## WHAT IS REQUIRED
Go through the listing and copy each line with the string "this".

(Stored records)
----------
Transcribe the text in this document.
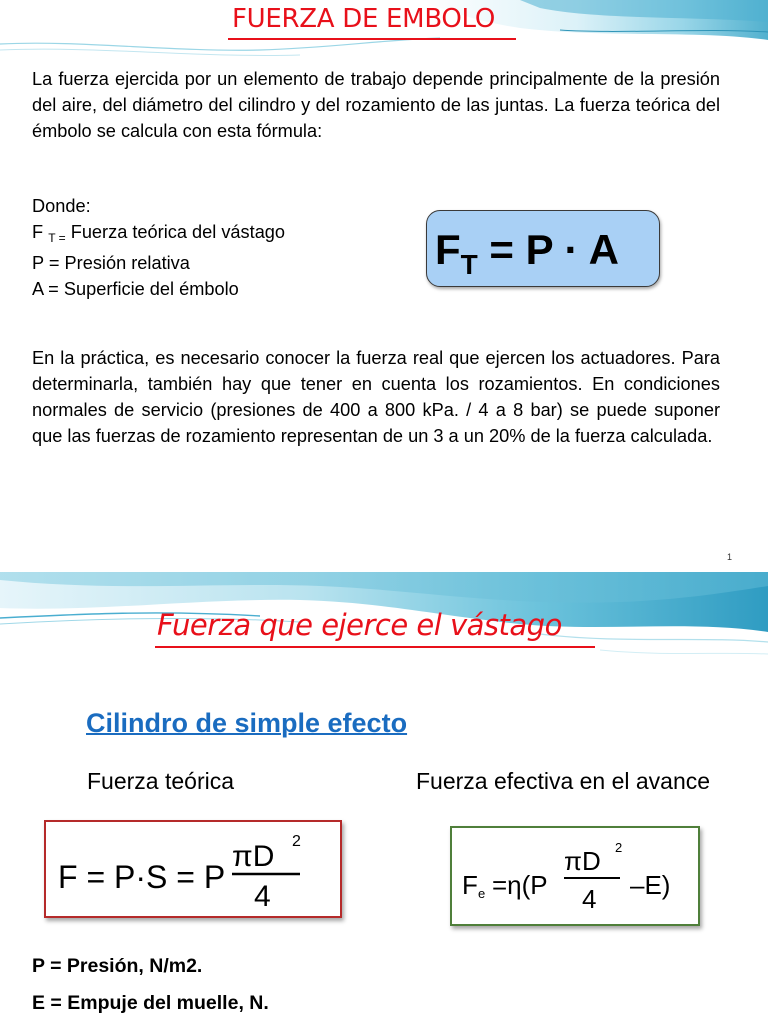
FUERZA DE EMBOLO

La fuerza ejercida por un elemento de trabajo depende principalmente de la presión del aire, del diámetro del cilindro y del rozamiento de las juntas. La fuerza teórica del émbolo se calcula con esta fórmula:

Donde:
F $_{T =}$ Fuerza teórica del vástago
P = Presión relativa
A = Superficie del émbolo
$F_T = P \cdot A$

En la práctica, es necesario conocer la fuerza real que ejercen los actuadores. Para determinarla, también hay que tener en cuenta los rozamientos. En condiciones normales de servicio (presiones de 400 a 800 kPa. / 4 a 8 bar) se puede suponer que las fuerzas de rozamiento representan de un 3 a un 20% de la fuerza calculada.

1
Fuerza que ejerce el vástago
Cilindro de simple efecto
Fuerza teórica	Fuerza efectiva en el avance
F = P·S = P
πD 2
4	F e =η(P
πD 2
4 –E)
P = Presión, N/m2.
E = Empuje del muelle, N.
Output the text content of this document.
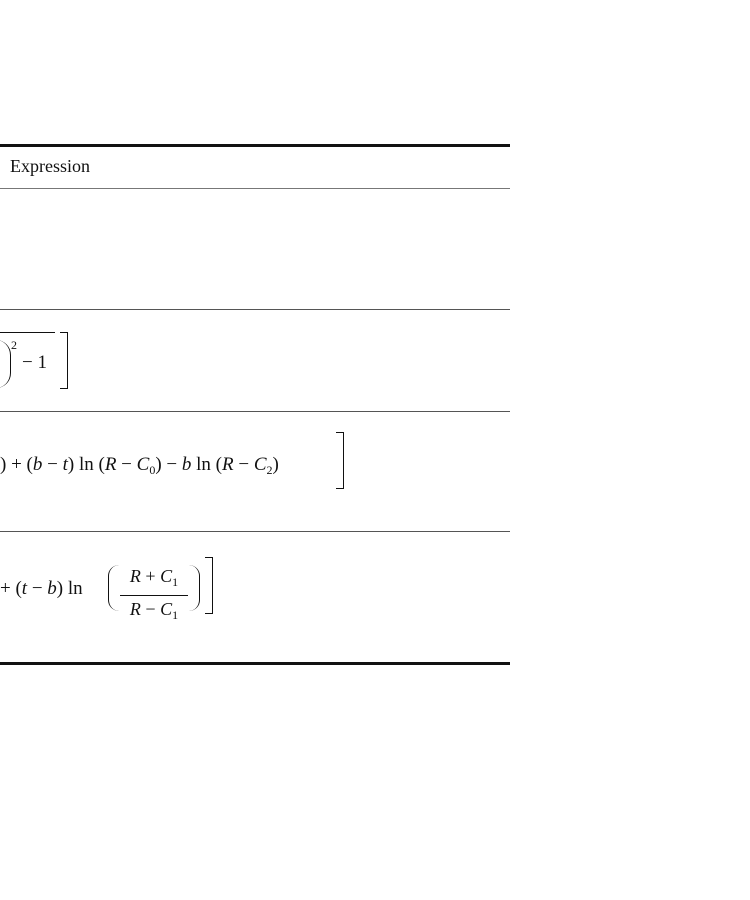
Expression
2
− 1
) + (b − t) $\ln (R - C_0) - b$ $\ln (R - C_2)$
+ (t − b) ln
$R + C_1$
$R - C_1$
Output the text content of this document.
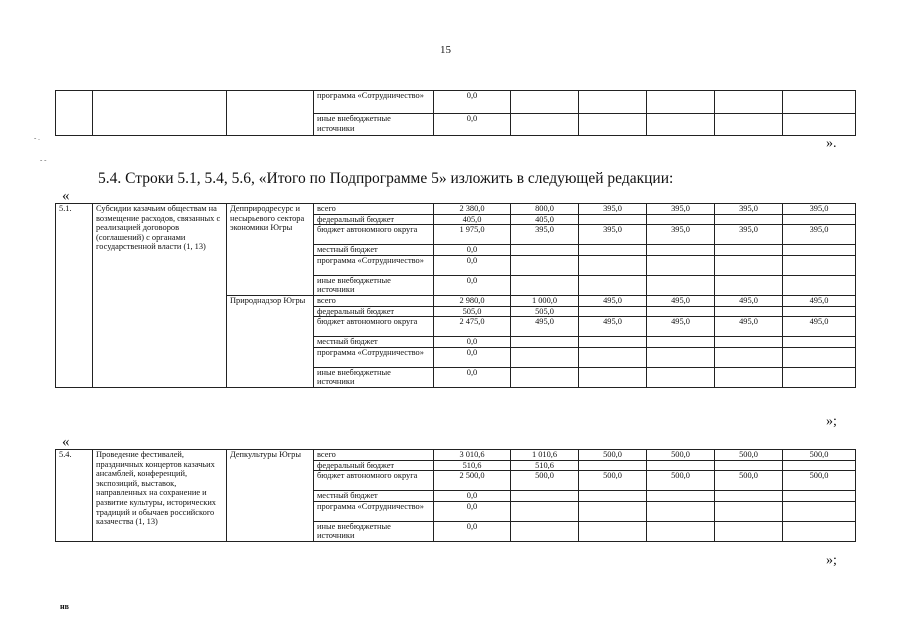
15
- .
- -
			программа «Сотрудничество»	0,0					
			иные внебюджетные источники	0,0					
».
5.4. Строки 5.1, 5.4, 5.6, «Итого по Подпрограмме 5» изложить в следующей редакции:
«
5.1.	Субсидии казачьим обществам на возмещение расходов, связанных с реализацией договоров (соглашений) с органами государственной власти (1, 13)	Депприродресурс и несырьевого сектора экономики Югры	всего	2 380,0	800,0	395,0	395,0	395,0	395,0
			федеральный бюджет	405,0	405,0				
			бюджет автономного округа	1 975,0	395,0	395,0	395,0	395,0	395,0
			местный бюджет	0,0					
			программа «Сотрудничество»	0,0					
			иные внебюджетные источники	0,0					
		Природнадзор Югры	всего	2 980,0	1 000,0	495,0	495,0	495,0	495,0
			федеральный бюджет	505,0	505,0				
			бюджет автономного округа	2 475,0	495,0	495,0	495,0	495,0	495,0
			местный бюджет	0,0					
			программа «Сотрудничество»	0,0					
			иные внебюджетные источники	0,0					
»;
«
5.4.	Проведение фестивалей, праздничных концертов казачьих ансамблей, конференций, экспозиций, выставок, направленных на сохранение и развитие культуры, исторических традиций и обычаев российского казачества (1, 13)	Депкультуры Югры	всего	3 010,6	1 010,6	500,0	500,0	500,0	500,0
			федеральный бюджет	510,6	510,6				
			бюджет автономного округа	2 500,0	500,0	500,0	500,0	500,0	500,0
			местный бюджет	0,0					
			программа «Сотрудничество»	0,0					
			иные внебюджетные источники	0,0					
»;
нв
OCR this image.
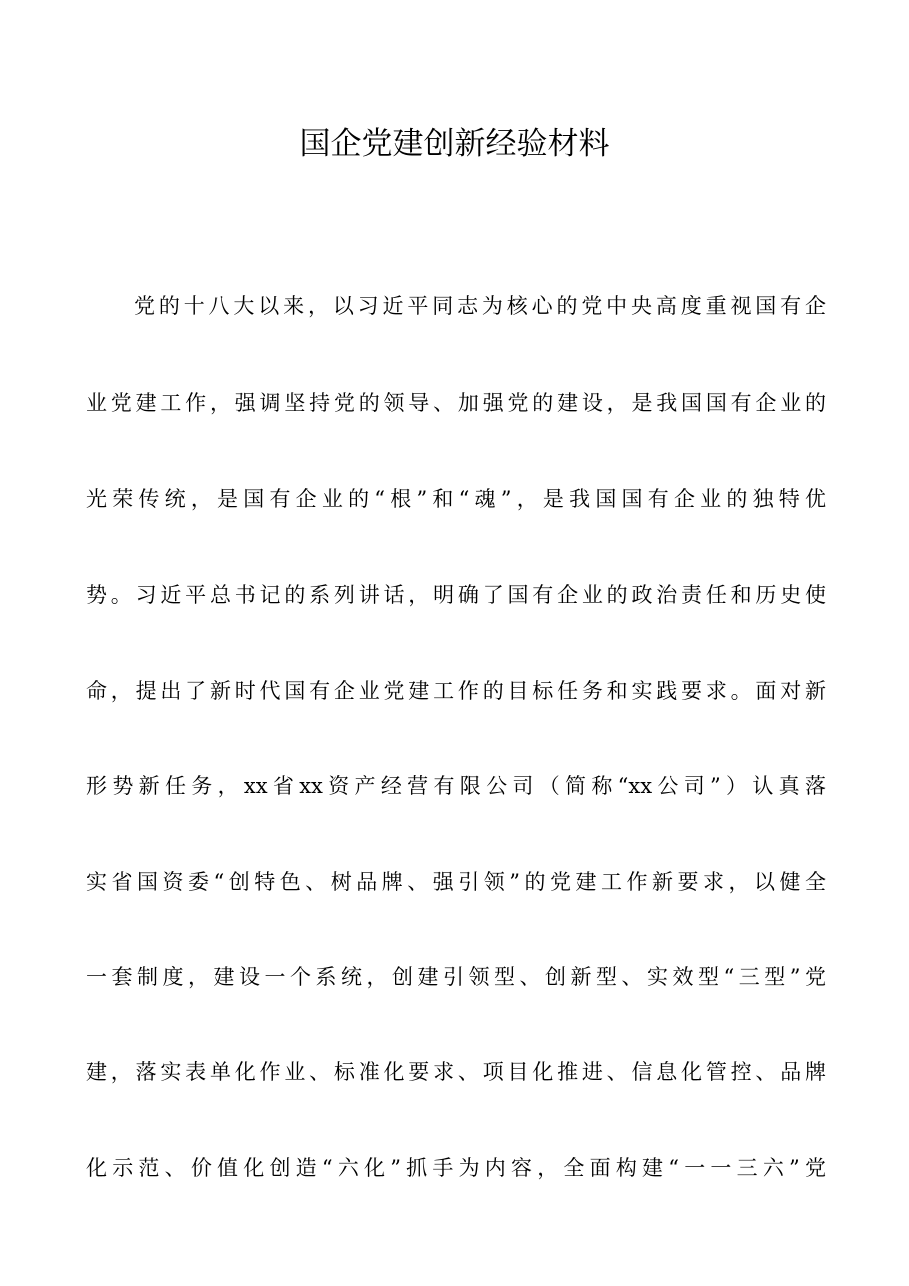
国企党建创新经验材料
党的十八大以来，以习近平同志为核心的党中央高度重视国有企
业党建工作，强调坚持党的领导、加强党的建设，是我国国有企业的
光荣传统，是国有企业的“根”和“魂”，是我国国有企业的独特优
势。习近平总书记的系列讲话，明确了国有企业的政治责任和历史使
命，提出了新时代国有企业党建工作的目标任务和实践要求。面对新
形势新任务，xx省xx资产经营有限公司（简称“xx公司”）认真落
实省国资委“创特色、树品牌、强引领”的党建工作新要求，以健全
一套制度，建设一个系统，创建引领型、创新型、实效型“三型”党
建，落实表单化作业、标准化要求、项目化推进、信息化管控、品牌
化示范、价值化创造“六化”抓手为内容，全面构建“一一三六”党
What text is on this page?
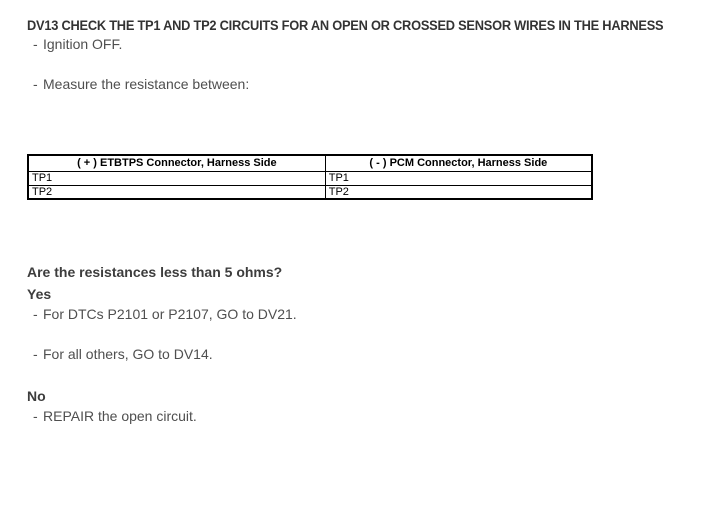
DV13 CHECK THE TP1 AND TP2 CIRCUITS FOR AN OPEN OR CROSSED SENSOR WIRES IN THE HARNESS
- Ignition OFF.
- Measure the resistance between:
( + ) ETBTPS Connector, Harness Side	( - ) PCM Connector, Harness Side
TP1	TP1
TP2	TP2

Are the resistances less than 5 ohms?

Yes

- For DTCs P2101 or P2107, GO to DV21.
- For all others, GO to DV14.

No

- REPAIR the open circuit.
----------
## ANSWER IN FULL
Transcribe the text in this document.
Output the text content of this document.
Output the text content of this document.
OCR this image.
What text is on this page?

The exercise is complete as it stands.